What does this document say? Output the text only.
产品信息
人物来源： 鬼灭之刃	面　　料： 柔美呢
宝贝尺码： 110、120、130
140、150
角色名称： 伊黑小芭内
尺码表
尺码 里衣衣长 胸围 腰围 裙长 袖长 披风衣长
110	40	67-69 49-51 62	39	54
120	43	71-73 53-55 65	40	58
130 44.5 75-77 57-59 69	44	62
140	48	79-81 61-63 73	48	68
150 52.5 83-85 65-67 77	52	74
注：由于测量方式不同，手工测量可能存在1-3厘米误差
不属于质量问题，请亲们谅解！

■ ■ ■ ■ ■ ■ ■

■ SHORT TASK ■
Go through the records above and set each one down exactly, please.

■ EXERCISE RESPONSE ■
What does this document say? Output the text only.
产品信息
人物来源： 鬼灭之刃	面　　料： 柔美呢
宝贝尺码： 110、120、130
140、150
角色名称： 伊黑小芭内
尺码表
尺码 里衣衣长 胸围 腰围 裙长 袖长 披风衣长
110	40	67-69 49-51 62	39	54
120	43	71-73 53-55 65	40	58
130 44.5 75-77 57-59 69	44	62
140	48	79-81 61-63 73	48	68
150 52.5 83-85 65-67 77	52	74
注：由于测量方式不同，手工测量可能存在1-3厘米误差
不属于质量问题，请亲们谅解！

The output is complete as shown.